(Bounding box entries)
◇ ◇ ◇ ◇ ◇

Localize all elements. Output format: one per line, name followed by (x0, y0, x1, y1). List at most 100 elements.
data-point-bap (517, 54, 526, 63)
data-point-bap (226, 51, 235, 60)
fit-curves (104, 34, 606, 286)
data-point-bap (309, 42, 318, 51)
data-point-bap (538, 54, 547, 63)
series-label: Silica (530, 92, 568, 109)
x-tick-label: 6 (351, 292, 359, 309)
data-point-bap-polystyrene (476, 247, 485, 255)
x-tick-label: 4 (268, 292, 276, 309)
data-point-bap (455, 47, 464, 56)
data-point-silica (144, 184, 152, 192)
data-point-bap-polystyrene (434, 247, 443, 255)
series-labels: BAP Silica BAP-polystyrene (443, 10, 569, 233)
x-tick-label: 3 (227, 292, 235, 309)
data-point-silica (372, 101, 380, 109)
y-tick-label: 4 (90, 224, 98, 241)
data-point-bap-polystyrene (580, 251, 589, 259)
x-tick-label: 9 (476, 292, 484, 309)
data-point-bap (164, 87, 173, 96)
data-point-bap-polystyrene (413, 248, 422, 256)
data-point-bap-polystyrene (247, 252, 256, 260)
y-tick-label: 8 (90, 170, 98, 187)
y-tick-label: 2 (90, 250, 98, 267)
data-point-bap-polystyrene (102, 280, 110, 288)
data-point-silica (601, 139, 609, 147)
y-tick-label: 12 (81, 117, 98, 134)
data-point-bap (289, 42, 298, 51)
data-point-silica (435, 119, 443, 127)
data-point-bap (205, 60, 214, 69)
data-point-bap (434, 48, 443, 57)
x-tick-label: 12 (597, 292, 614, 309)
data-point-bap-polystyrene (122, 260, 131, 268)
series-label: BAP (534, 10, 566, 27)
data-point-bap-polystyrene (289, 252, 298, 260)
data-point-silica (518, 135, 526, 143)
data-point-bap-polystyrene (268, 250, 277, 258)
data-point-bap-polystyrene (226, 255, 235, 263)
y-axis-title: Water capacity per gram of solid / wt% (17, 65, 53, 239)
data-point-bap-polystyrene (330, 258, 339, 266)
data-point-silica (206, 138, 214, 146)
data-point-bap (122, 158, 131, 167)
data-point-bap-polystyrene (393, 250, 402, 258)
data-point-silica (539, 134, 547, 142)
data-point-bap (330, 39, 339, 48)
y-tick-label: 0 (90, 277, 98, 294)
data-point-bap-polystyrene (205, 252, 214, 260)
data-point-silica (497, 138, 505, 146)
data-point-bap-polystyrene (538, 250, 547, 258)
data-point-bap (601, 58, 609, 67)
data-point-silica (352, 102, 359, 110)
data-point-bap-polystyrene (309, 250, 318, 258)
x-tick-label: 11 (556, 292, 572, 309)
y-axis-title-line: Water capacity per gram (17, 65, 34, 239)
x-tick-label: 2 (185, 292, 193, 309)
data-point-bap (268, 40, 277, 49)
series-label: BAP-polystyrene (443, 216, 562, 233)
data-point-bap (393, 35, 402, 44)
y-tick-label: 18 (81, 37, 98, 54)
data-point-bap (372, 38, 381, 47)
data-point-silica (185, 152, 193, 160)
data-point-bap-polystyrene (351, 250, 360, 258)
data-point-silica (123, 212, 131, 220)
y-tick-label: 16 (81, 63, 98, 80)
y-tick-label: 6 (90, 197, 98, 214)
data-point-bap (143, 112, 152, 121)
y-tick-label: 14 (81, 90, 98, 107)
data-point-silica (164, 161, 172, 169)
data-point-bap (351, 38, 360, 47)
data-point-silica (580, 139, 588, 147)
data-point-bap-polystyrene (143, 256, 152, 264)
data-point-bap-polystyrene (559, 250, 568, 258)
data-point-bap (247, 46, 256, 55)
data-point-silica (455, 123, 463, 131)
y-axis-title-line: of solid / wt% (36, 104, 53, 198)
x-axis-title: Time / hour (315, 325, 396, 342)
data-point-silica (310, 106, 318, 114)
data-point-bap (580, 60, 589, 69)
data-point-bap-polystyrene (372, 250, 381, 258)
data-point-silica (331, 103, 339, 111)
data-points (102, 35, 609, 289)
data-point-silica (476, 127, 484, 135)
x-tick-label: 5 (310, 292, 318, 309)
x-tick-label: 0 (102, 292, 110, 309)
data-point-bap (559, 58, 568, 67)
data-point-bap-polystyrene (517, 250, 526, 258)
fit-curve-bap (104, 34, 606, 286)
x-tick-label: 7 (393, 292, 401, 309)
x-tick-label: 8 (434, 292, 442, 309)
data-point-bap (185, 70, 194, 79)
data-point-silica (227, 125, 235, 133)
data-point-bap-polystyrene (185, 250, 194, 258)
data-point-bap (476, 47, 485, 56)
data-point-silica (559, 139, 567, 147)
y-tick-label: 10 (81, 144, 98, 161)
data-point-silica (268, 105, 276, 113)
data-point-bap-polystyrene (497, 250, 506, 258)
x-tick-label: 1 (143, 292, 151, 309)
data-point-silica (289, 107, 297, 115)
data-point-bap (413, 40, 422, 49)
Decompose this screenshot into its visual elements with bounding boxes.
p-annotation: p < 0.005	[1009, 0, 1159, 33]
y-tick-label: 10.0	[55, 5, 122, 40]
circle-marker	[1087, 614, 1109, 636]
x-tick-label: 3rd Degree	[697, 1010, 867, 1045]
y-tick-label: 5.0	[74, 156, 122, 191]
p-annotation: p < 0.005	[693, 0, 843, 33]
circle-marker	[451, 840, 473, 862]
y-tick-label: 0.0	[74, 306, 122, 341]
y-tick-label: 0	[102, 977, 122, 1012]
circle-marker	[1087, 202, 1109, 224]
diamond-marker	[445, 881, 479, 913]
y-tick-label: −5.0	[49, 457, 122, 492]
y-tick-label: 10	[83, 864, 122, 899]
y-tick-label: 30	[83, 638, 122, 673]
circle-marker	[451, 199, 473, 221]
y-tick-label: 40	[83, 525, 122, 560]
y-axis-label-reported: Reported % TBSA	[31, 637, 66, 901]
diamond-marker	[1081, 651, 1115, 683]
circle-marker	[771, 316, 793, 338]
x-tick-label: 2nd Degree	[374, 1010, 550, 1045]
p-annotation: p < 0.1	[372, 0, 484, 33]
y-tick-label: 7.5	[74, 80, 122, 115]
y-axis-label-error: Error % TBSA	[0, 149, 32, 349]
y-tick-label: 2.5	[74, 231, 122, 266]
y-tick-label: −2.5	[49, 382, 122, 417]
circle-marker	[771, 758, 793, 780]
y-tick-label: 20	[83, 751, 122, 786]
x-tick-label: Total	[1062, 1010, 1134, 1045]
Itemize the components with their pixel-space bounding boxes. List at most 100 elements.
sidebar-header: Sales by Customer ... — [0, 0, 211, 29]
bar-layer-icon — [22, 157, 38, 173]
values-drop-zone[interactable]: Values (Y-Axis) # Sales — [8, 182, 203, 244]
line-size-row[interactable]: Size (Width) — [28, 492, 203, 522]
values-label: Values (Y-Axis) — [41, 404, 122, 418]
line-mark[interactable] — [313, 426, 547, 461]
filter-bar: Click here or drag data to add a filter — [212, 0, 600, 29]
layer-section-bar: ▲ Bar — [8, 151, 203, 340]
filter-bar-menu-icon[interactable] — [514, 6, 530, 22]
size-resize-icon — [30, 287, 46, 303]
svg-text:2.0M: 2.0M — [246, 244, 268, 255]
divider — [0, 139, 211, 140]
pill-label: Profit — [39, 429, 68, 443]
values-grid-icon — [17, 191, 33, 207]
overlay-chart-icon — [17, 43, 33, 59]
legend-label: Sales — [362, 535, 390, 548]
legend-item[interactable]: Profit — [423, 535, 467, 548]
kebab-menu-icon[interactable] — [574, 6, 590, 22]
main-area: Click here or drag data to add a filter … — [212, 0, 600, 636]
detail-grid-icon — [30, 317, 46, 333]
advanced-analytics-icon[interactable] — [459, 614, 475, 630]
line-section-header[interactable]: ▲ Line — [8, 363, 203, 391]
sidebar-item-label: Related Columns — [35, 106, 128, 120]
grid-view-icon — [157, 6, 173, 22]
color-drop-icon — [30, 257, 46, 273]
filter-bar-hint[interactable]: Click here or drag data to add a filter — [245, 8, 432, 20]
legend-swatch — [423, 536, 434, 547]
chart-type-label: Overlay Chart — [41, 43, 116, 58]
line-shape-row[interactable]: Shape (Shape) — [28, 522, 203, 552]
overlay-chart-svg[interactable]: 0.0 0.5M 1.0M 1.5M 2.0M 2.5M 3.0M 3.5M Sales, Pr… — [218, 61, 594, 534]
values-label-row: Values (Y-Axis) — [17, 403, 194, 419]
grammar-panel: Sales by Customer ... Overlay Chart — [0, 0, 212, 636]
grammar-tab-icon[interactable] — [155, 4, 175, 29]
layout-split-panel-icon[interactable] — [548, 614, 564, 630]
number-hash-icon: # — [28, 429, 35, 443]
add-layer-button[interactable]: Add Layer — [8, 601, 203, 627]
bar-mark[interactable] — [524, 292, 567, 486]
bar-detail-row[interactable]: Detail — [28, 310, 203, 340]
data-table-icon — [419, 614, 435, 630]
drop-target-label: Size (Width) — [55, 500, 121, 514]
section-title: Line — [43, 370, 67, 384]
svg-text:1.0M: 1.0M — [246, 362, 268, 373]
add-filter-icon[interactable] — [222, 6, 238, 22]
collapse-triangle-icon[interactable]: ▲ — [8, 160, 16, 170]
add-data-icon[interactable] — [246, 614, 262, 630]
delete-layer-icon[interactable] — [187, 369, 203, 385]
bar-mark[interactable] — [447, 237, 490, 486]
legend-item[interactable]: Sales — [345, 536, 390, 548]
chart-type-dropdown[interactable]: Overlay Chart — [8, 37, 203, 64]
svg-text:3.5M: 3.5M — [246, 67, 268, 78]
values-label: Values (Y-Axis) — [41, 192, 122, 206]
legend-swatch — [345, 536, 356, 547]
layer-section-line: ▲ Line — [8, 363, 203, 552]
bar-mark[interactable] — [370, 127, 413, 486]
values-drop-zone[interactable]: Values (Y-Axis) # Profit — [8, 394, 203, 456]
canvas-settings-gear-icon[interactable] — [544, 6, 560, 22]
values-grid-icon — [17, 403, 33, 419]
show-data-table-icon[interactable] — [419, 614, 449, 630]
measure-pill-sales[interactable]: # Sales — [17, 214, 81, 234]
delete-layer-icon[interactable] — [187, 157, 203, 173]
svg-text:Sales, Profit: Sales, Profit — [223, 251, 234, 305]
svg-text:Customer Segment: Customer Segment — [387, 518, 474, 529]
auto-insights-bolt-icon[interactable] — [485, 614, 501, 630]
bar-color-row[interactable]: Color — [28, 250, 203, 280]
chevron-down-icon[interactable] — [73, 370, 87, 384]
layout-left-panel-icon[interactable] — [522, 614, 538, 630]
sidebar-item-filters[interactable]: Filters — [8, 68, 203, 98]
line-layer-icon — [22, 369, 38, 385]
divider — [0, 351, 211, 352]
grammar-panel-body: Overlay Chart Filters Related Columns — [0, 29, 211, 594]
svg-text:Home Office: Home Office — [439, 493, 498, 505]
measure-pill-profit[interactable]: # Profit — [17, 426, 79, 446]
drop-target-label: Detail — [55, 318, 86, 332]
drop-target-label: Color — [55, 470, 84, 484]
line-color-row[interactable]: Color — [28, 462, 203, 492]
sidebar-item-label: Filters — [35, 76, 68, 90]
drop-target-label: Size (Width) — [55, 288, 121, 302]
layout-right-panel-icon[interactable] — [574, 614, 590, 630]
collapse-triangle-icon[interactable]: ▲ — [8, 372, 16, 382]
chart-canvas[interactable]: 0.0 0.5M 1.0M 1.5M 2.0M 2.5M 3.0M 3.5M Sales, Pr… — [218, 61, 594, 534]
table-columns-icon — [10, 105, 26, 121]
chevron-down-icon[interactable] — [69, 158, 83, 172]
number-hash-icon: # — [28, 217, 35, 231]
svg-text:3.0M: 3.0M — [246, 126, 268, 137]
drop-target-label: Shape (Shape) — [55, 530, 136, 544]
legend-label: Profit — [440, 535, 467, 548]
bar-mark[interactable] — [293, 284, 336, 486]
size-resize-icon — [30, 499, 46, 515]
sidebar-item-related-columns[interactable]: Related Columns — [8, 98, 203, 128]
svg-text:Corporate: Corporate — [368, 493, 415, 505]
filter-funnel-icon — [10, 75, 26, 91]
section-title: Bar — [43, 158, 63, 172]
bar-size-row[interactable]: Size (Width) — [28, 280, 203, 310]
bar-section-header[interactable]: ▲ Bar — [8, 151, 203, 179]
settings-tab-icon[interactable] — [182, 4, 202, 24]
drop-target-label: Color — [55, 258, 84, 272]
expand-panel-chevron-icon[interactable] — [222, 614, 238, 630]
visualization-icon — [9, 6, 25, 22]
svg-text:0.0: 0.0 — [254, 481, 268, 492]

◇ ◇ ◇ ◇ ◇

## [What is expected]
Retype the rows from the start of the rows through the line containing "data-point-bap-polystyrene (580, 251, 589, 259)", including both ends, with each line reproduced identically.

## [Solution]
Localize all elements. Output format: one per line, name followed by (x0, y0, x1, y1). List at most 100 elements.
data-point-bap (517, 54, 526, 63)
data-point-bap (226, 51, 235, 60)
fit-curves (104, 34, 606, 286)
data-point-bap (309, 42, 318, 51)
data-point-bap (538, 54, 547, 63)
series-label: Silica (530, 92, 568, 109)
x-tick-label: 6 (351, 292, 359, 309)
data-point-bap-polystyrene (476, 247, 485, 255)
x-tick-label: 4 (268, 292, 276, 309)
data-point-bap (455, 47, 464, 56)
data-point-silica (144, 184, 152, 192)
data-point-bap-polystyrene (434, 247, 443, 255)
series-labels: BAP Silica BAP-polystyrene (443, 10, 569, 233)
x-tick-label: 3 (227, 292, 235, 309)
data-point-silica (372, 101, 380, 109)
y-tick-label: 4 (90, 224, 98, 241)
data-point-bap-polystyrene (580, 251, 589, 259)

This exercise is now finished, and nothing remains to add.